(Stored data)
+++
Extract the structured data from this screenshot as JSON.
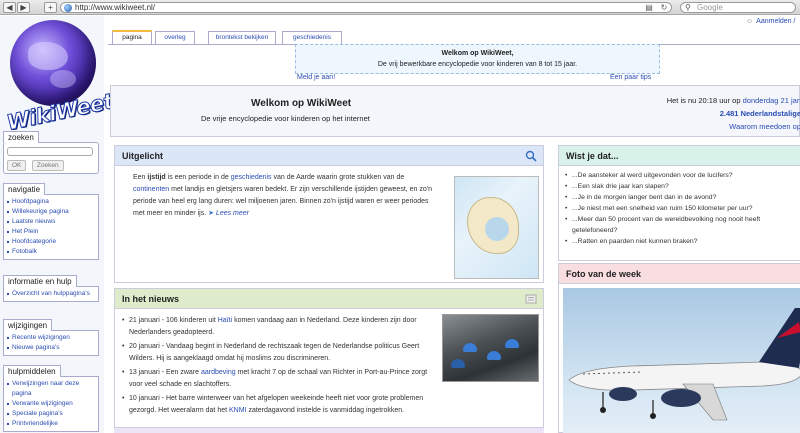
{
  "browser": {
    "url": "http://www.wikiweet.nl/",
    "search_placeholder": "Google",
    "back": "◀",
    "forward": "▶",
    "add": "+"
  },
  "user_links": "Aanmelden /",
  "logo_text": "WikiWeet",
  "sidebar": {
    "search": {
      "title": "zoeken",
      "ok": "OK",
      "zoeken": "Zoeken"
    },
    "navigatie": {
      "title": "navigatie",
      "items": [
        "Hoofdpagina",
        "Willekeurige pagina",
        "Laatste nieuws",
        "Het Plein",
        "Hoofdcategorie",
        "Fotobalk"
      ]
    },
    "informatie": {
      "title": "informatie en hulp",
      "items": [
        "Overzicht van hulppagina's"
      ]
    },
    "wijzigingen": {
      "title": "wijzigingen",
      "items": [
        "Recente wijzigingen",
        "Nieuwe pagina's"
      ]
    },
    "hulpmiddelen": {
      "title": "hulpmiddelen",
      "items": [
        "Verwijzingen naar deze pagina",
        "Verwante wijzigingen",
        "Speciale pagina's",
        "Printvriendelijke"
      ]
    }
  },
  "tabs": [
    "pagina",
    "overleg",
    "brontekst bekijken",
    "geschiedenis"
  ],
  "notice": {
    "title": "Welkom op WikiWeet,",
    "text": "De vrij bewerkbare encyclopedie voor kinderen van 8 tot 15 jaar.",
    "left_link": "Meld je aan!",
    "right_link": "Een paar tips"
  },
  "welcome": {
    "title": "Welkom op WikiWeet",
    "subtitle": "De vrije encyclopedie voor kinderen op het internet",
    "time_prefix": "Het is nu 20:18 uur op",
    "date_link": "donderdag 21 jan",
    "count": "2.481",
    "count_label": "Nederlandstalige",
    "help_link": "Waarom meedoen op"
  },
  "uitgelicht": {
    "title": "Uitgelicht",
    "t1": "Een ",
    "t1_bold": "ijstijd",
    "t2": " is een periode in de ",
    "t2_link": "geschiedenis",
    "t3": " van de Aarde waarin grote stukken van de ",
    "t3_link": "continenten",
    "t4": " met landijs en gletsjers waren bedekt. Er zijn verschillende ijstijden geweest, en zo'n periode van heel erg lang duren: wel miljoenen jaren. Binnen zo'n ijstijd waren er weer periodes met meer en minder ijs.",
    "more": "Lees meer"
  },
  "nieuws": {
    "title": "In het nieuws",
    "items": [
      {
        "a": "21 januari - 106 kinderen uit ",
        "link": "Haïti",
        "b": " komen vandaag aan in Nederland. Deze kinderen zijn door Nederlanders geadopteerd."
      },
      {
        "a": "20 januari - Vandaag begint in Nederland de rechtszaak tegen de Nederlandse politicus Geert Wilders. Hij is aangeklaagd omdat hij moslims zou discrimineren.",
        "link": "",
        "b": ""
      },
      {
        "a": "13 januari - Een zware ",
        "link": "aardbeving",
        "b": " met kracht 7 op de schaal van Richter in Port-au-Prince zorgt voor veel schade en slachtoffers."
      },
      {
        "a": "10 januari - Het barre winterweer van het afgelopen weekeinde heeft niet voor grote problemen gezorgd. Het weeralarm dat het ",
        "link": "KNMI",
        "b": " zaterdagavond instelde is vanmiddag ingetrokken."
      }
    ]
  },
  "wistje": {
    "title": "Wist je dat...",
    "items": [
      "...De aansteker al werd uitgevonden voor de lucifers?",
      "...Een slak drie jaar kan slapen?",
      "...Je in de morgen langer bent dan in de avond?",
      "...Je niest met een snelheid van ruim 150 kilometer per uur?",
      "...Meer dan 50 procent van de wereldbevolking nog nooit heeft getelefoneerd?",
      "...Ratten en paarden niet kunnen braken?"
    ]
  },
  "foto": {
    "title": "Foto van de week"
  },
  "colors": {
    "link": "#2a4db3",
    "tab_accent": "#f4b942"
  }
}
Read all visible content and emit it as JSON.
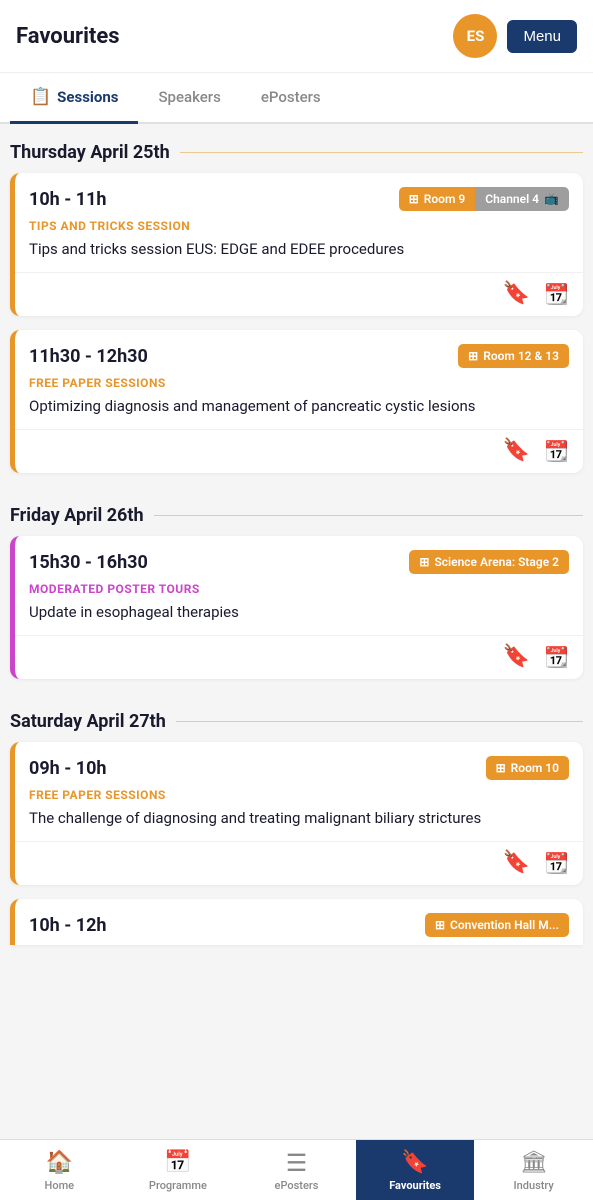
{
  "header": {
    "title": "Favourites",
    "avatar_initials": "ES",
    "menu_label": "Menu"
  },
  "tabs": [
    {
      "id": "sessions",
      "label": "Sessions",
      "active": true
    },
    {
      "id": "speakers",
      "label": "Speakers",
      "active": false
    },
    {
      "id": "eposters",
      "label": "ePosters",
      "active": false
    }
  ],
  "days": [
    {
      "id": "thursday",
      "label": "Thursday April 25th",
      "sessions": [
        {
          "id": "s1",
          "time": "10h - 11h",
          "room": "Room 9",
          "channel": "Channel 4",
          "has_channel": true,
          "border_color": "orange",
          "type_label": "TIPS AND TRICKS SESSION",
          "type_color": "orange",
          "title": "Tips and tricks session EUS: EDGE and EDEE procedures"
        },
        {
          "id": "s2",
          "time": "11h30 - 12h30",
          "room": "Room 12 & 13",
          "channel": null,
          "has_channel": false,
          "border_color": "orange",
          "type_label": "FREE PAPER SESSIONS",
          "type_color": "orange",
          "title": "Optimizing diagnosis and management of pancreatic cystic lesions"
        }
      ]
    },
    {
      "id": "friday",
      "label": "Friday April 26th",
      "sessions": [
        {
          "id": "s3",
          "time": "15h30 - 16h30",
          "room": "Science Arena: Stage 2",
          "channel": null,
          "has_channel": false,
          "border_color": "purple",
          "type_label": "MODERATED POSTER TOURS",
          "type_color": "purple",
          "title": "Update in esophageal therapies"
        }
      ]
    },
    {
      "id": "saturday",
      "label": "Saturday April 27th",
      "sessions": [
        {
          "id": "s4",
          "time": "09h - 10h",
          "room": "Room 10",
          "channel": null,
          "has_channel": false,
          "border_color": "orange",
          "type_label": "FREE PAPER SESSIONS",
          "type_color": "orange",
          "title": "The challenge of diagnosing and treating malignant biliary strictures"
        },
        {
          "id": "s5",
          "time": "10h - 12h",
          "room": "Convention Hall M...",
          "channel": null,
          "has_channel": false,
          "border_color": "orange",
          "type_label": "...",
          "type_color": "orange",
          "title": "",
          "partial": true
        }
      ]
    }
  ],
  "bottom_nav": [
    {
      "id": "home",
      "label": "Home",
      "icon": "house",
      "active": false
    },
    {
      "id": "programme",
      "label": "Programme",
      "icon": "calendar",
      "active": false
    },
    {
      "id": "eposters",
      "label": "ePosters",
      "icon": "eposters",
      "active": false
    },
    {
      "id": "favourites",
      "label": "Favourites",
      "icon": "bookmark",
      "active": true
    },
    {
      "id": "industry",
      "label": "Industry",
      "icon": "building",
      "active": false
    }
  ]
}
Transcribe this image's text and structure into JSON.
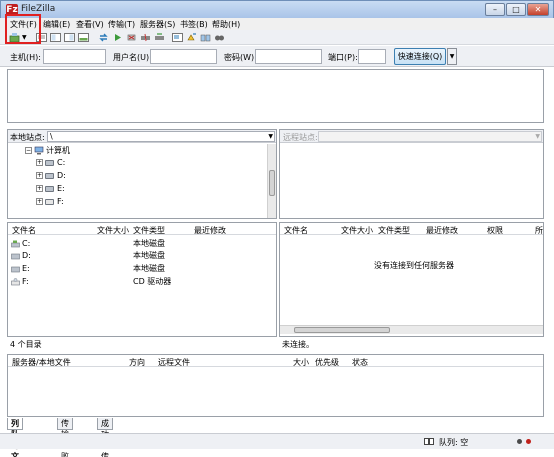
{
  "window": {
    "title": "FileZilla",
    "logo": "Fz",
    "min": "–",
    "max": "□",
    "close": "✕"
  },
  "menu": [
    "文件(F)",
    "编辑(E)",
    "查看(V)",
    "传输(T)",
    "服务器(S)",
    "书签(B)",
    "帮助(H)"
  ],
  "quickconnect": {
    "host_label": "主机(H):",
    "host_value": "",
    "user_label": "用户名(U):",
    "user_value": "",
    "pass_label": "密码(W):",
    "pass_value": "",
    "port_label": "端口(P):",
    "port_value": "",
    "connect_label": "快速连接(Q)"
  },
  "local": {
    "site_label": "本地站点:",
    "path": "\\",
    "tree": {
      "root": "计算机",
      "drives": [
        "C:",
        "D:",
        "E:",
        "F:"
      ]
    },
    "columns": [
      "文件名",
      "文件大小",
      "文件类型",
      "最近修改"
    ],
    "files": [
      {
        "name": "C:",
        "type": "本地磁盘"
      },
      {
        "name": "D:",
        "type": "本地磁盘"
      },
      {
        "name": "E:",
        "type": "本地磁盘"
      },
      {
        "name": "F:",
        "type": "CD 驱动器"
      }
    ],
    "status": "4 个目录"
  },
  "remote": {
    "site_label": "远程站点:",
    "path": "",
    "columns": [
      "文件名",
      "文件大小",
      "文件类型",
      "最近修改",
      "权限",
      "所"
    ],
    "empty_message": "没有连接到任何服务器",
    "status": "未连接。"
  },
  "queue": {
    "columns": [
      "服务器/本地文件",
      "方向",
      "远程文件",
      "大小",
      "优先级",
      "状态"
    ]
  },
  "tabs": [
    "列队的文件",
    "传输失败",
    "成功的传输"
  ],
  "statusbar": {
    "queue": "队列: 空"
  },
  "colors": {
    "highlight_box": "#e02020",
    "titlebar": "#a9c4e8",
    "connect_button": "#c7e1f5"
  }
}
+++
YOUR OBJECTIVE = Tally the lines of the listing above that include the word "niet". Answer with the number alone.

RESULT OF THIS TASK = 2